Your objective »
Here are some records; return them all exactly.

Available records »
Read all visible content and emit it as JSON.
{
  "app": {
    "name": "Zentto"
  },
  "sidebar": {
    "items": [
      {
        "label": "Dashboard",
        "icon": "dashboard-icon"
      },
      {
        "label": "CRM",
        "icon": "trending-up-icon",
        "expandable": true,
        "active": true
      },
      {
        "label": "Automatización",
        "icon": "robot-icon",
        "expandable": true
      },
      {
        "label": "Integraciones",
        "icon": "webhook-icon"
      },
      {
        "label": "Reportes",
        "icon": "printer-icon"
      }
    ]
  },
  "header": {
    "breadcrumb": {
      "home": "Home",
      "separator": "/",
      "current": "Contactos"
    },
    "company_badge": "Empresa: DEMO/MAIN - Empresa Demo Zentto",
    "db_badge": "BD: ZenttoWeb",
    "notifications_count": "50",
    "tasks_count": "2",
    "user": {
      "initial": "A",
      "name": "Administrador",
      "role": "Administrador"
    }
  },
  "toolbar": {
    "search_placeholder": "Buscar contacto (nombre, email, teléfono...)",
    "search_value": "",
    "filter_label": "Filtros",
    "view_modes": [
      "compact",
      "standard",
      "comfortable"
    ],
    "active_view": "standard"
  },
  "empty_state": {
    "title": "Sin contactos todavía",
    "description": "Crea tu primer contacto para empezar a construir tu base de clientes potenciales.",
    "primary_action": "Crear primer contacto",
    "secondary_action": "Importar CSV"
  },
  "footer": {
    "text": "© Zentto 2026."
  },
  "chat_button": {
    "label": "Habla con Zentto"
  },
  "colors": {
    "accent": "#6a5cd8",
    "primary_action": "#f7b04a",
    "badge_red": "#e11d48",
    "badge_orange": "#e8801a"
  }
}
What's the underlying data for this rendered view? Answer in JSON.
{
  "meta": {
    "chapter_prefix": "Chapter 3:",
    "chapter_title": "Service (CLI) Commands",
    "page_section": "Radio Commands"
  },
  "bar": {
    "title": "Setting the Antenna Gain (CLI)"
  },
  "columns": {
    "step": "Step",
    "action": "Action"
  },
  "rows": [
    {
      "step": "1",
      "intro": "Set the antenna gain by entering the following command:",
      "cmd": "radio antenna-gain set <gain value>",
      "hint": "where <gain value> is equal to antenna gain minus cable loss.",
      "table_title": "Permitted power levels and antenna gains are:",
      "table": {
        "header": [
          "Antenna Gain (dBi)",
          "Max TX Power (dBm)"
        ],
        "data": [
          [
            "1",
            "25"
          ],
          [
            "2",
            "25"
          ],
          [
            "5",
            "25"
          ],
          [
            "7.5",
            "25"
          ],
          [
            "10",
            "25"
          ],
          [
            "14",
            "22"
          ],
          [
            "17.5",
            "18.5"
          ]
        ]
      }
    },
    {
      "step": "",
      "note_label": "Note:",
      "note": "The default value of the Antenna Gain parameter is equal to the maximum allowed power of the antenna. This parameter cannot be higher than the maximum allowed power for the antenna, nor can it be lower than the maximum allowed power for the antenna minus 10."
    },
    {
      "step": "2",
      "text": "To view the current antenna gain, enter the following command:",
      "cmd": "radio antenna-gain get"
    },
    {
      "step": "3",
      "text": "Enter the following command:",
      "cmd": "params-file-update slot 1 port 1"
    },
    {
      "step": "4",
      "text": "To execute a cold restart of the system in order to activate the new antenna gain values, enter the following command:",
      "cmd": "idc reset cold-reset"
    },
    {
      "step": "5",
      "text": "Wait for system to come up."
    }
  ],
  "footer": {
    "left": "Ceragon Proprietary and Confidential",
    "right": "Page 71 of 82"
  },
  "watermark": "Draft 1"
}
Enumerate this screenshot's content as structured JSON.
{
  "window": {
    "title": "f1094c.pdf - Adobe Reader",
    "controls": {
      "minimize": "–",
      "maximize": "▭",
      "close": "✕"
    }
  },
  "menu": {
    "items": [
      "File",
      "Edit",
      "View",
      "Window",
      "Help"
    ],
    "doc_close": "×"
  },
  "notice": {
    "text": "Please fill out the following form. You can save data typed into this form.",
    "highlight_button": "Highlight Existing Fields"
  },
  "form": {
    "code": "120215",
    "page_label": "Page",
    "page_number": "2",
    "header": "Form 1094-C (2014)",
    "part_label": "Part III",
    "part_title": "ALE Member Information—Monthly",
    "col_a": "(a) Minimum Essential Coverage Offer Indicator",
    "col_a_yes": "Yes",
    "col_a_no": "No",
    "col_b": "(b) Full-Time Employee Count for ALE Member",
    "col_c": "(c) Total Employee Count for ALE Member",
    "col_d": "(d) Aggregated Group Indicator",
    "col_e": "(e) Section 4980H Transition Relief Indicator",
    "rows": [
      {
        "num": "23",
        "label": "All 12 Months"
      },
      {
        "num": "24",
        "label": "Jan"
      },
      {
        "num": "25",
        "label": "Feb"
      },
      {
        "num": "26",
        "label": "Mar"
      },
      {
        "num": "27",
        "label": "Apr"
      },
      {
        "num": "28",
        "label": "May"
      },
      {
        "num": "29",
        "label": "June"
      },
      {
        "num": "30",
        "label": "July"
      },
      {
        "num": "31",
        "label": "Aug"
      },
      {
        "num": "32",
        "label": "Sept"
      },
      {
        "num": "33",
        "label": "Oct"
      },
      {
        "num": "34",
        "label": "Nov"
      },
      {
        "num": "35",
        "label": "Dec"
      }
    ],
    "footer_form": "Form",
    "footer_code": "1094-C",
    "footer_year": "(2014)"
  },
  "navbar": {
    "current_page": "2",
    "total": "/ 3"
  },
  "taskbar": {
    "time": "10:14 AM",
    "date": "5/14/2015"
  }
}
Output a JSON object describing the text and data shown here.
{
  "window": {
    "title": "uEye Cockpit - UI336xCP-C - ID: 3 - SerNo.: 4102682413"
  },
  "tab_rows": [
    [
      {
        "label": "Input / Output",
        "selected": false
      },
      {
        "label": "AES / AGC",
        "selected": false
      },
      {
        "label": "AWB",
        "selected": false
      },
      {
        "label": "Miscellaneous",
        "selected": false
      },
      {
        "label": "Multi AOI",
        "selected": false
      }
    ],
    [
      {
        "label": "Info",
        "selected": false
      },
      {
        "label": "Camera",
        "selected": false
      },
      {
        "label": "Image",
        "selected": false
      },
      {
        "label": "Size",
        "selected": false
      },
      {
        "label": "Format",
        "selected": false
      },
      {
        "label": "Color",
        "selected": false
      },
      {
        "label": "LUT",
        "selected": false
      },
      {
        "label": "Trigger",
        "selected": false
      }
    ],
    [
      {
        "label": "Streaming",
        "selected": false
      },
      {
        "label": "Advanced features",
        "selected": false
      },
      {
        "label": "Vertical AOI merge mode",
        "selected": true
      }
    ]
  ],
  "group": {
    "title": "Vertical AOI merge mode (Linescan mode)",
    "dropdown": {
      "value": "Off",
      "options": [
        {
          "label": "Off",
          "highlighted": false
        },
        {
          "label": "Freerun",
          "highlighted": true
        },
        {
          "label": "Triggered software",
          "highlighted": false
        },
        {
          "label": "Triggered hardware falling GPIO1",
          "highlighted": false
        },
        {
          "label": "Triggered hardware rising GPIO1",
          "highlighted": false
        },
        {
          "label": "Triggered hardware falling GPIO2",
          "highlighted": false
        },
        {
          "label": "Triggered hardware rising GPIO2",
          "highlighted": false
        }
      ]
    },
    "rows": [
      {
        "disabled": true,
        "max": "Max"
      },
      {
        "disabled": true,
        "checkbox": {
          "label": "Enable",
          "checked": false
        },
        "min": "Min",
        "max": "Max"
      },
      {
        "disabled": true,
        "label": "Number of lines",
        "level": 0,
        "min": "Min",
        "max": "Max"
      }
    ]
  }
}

Finished exercise »
Read all visible content and emit it as JSON.
{
  "app": {
    "name": "Zentto"
  },
  "sidebar": {
    "items": [
      {
        "label": "Dashboard",
        "icon": "dashboard-icon"
      },
      {
        "label": "CRM",
        "icon": "trending-up-icon",
        "expandable": true,
        "active": true
      },
      {
        "label": "Automatización",
        "icon": "robot-icon",
        "expandable": true
      },
      {
        "label": "Integraciones",
        "icon": "webhook-icon"
      },
      {
        "label": "Reportes",
        "icon": "printer-icon"
      }
    ]
  },
  "header": {
    "breadcrumb": {
      "home": "Home",
      "separator": "/",
      "current": "Contactos"
    },
    "company_badge": "Empresa: DEMO/MAIN - Empresa Demo Zentto",
    "db_badge": "BD: ZenttoWeb",
    "notifications_count": "50",
    "tasks_count": "2",
    "user": {
      "initial": "A",
      "name": "Administrador",
      "role": "Administrador"
    }
  },
  "toolbar": {
    "search_placeholder": "Buscar contacto (nombre, email, teléfono...)",
    "search_value": "",
    "filter_label": "Filtros",
    "view_modes": [
      "compact",
      "standard",
      "comfortable"
    ],
    "active_view": "standard"
  },
  "empty_state": {
    "title": "Sin contactos todavía",
    "description": "Crea tu primer contacto para empezar a construir tu base de clientes potenciales.",
    "primary_action": "Crear primer contacto",
    "secondary_action": "Importar CSV"
  },
  "footer": {
    "text": "© Zentto 2026."
  },
  "chat_button": {
    "label": "Habla con Zentto"
  },
  "colors": {
    "accent": "#6a5cd8",
    "primary_action": "#f7b04a",
    "badge_red": "#e11d48",
    "badge_orange": "#e8801a"
  }
}
What's the underlying data for this rendered view? Answer in JSON.
{
  "meta": {
    "chapter_prefix": "Chapter 3:",
    "chapter_title": "Service (CLI) Commands",
    "page_section": "Radio Commands"
  },
  "bar": {
    "title": "Setting the Antenna Gain (CLI)"
  },
  "columns": {
    "step": "Step",
    "action": "Action"
  },
  "rows": [
    {
      "step": "1",
      "intro": "Set the antenna gain by entering the following command:",
      "cmd": "radio antenna-gain set <gain value>",
      "hint": "where <gain value> is equal to antenna gain minus cable loss.",
      "table_title": "Permitted power levels and antenna gains are:",
      "table": {
        "header": [
          "Antenna Gain (dBi)",
          "Max TX Power (dBm)"
        ],
        "data": [
          [
            "1",
            "25"
          ],
          [
            "2",
            "25"
          ],
          [
            "5",
            "25"
          ],
          [
            "7.5",
            "25"
          ],
          [
            "10",
            "25"
          ],
          [
            "14",
            "22"
          ],
          [
            "17.5",
            "18.5"
          ]
        ]
      }
    },
    {
      "step": "",
      "note_label": "Note:",
      "note": "The default value of the Antenna Gain parameter is equal to the maximum allowed power of the antenna. This parameter cannot be higher than the maximum allowed power for the antenna, nor can it be lower than the maximum allowed power for the antenna minus 10."
    },
    {
      "step": "2",
      "text": "To view the current antenna gain, enter the following command:",
      "cmd": "radio antenna-gain get"
    },
    {
      "step": "3",
      "text": "Enter the following command:",
      "cmd": "params-file-update slot 1 port 1"
    },
    {
      "step": "4",
      "text": "To execute a cold restart of the system in order to activate the new antenna gain values, enter the following command:",
      "cmd": "idc reset cold-reset"
    },
    {
      "step": "5",
      "text": "Wait for system to come up."
    }
  ],
  "footer": {
    "left": "Ceragon Proprietary and Confidential",
    "right": "Page 71 of 82"
  },
  "watermark": "Draft 1"
}
Enumerate this screenshot's content as structured JSON.
{
  "window": {
    "title": "f1094c.pdf - Adobe Reader",
    "controls": {
      "minimize": "–",
      "maximize": "▭",
      "close": "✕"
    }
  },
  "menu": {
    "items": [
      "File",
      "Edit",
      "View",
      "Window",
      "Help"
    ],
    "doc_close": "×"
  },
  "notice": {
    "text": "Please fill out the following form. You can save data typed into this form.",
    "highlight_button": "Highlight Existing Fields"
  },
  "form": {
    "code": "120215",
    "page_label": "Page",
    "page_number": "2",
    "header": "Form 1094-C (2014)",
    "part_label": "Part III",
    "part_title": "ALE Member Information—Monthly",
    "col_a": "(a) Minimum Essential Coverage Offer Indicator",
    "col_a_yes": "Yes",
    "col_a_no": "No",
    "col_b": "(b) Full-Time Employee Count for ALE Member",
    "col_c": "(c) Total Employee Count for ALE Member",
    "col_d": "(d) Aggregated Group Indicator",
    "col_e": "(e) Section 4980H Transition Relief Indicator",
    "rows": [
      {
        "num": "23",
        "label": "All 12 Months"
      },
      {
        "num": "24",
        "label": "Jan"
      },
      {
        "num": "25",
        "label": "Feb"
      },
      {
        "num": "26",
        "label": "Mar"
      },
      {
        "num": "27",
        "label": "Apr"
      },
      {
        "num": "28",
        "label": "May"
      },
      {
        "num": "29",
        "label": "June"
      },
      {
        "num": "30",
        "label": "July"
      },
      {
        "num": "31",
        "label": "Aug"
      },
      {
        "num": "32",
        "label": "Sept"
      },
      {
        "num": "33",
        "label": "Oct"
      },
      {
        "num": "34",
        "label": "Nov"
      },
      {
        "num": "35",
        "label": "Dec"
      }
    ],
    "footer_form": "Form",
    "footer_code": "1094-C",
    "footer_year": "(2014)"
  },
  "navbar": {
    "current_page": "2",
    "total": "/ 3"
  },
  "taskbar": {
    "time": "10:14 AM",
    "date": "5/14/2015"
  }
}
Output a JSON object describing the text and data shown here.
{
  "window": {
    "title": "uEye Cockpit - UI336xCP-C - ID: 3 - SerNo.: 4102682413"
  },
  "tab_rows": [
    [
      {
        "label": "Input / Output",
        "selected": false
      },
      {
        "label": "AES / AGC",
        "selected": false
      },
      {
        "label": "AWB",
        "selected": false
      },
      {
        "label": "Miscellaneous",
        "selected": false
      },
      {
        "label": "Multi AOI",
        "selected": false
      }
    ],
    [
      {
        "label": "Info",
        "selected": false
      },
      {
        "label": "Camera",
        "selected": false
      },
      {
        "label": "Image",
        "selected": false
      },
      {
        "label": "Size",
        "selected": false
      },
      {
        "label": "Format",
        "selected": false
      },
      {
        "label": "Color",
        "selected": false
      },
      {
        "label": "LUT",
        "selected": false
      },
      {
        "label": "Trigger",
        "selected": false
      }
    ],
    [
      {
        "label": "Streaming",
        "selected": false
      },
      {
        "label": "Advanced features",
        "selected": false
      },
      {
        "label": "Vertical AOI merge mode",
        "selected": true
      }
    ]
  ],
  "group": {
    "title": "Vertical AOI merge mode (Linescan mode)",
    "dropdown": {
      "value": "Off",
      "options": [
        {
          "label": "Off",
          "highlighted": false
        },
        {
          "label": "Freerun",
          "highlighted": true
        },
        {
          "label": "Triggered software",
          "highlighted": false
        },
        {
          "label": "Triggered hardware falling GPIO1",
          "highlighted": false
        },
        {
          "label": "Triggered hardware rising GPIO1",
          "highlighted": false
        },
        {
          "label": "Triggered hardware falling GPIO2",
          "highlighted": false
        },
        {
          "label": "Triggered hardware rising GPIO2",
          "highlighted": false
        }
      ]
    },
    "rows": [
      {
        "disabled": true,
        "max": "Max"
      },
      {
        "disabled": true,
        "checkbox": {
          "label": "Enable",
          "checked": false
        },
        "min": "Min",
        "max": "Max"
      },
      {
        "disabled": true,
        "label": "Number of lines",
        "level": 0,
        "min": "Min",
        "max": "Max"
      }
    ]
  }
}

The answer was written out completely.